** Start **

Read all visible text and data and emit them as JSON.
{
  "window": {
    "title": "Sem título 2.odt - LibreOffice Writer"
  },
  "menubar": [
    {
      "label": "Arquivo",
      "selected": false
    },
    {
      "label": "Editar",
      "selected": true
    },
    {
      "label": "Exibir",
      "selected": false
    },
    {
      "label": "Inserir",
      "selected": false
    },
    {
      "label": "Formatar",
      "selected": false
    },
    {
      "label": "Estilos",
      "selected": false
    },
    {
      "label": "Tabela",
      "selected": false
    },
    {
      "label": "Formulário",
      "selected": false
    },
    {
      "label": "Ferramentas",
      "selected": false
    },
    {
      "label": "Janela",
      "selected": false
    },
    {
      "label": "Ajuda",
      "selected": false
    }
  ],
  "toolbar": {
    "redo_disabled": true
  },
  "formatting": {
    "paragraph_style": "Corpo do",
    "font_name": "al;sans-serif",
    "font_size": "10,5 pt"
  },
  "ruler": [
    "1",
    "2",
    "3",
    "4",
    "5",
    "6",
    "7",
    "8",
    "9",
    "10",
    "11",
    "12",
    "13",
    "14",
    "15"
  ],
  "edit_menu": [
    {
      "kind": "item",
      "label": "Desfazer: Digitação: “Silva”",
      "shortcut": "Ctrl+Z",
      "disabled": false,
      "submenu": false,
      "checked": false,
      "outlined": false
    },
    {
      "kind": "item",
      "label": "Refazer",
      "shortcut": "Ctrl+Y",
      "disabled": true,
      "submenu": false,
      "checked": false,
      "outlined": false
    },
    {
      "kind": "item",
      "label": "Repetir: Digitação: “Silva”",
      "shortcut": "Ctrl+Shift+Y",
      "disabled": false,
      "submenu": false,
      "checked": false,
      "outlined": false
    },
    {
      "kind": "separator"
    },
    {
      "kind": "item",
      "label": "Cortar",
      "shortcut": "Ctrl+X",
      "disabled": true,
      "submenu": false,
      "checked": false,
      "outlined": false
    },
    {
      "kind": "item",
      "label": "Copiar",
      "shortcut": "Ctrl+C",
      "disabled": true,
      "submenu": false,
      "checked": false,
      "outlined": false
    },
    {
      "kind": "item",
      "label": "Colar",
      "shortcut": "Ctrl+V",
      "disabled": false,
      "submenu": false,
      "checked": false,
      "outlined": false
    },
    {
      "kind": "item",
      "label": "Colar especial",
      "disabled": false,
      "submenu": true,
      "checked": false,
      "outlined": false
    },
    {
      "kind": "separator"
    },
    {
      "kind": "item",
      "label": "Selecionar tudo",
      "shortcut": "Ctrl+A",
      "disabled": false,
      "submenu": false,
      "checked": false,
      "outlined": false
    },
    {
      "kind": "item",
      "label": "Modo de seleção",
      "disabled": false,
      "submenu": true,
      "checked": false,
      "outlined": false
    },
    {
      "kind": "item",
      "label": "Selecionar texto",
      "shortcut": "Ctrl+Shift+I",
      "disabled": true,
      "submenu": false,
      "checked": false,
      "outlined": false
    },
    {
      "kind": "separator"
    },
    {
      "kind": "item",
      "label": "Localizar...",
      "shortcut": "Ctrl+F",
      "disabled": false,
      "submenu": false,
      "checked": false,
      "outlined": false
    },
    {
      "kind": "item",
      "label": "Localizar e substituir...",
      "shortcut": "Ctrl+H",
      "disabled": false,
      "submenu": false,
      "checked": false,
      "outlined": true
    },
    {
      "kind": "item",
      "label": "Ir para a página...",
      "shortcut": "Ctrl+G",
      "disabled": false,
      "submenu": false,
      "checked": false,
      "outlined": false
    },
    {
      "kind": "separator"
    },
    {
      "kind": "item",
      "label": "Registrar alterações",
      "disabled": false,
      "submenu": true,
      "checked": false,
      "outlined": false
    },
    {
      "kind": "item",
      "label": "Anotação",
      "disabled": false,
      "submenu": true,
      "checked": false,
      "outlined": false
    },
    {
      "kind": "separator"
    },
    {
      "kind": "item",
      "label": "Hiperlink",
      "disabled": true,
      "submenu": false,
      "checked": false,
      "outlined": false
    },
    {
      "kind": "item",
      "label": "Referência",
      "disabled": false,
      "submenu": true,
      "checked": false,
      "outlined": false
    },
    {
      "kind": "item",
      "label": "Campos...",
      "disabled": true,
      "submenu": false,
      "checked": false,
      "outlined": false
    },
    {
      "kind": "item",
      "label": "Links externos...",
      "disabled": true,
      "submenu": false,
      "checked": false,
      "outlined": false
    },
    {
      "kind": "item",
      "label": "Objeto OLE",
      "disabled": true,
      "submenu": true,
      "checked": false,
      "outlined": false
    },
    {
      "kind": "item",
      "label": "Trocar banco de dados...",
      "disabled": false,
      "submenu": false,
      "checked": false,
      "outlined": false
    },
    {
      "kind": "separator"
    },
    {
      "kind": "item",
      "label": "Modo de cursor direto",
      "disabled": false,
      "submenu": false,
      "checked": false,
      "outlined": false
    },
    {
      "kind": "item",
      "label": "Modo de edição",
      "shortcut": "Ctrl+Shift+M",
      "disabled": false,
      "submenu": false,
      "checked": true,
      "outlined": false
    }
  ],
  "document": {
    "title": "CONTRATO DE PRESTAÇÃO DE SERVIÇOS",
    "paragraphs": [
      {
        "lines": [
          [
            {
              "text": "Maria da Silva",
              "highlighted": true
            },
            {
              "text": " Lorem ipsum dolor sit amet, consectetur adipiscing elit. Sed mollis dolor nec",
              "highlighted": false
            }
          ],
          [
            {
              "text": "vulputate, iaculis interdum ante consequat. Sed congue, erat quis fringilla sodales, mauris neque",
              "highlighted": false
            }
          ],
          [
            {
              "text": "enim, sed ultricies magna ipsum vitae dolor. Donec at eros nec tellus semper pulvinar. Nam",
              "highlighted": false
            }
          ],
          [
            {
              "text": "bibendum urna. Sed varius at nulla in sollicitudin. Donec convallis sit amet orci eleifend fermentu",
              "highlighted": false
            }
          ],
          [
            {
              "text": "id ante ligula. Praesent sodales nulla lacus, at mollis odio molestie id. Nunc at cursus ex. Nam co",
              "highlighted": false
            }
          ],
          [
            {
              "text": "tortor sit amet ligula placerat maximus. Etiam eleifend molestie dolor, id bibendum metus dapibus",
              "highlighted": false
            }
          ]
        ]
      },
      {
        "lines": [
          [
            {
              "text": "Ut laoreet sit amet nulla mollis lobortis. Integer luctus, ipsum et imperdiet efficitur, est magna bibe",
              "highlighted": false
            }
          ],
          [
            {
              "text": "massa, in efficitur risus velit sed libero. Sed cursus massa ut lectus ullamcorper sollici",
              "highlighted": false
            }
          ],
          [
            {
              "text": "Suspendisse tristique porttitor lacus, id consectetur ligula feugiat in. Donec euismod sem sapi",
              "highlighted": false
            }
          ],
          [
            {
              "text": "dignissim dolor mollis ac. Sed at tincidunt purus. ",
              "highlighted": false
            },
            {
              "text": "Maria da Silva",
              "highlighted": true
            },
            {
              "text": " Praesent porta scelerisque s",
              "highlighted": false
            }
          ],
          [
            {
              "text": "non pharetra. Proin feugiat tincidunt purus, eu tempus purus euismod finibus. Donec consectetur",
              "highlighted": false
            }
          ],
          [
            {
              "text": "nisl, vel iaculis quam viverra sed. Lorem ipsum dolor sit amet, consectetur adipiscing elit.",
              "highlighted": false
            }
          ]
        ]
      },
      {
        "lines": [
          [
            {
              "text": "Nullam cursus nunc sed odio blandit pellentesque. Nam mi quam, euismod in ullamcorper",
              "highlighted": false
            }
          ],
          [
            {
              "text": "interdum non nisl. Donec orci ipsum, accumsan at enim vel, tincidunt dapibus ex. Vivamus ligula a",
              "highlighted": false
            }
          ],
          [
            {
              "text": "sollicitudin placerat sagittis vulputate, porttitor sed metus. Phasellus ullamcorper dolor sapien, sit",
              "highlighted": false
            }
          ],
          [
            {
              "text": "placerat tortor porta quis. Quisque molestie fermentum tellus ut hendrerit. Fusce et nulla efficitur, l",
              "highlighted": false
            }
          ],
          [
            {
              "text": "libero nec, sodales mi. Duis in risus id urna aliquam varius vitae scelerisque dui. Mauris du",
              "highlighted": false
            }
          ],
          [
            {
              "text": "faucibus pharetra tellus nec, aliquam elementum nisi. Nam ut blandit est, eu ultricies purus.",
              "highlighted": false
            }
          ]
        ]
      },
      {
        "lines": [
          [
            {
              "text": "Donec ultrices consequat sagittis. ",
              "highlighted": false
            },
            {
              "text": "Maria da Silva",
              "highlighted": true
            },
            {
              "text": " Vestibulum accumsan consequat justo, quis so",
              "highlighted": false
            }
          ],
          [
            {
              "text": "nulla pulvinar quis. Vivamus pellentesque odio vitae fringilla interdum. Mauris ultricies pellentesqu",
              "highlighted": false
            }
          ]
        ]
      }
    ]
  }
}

** End **

= SHORT TASK =
In the entries above, find each line with the string "consequat" and copy it.

= RESULT BELOW =
              "text": "vulputate, iaculis interdum ante consequat. Sed congue, erat quis fringilla sodales, mauris neque",
              "text": "Donec ultrices consequat sagittis. ",
              "text": " Vestibulum accumsan consequat justo, quis so",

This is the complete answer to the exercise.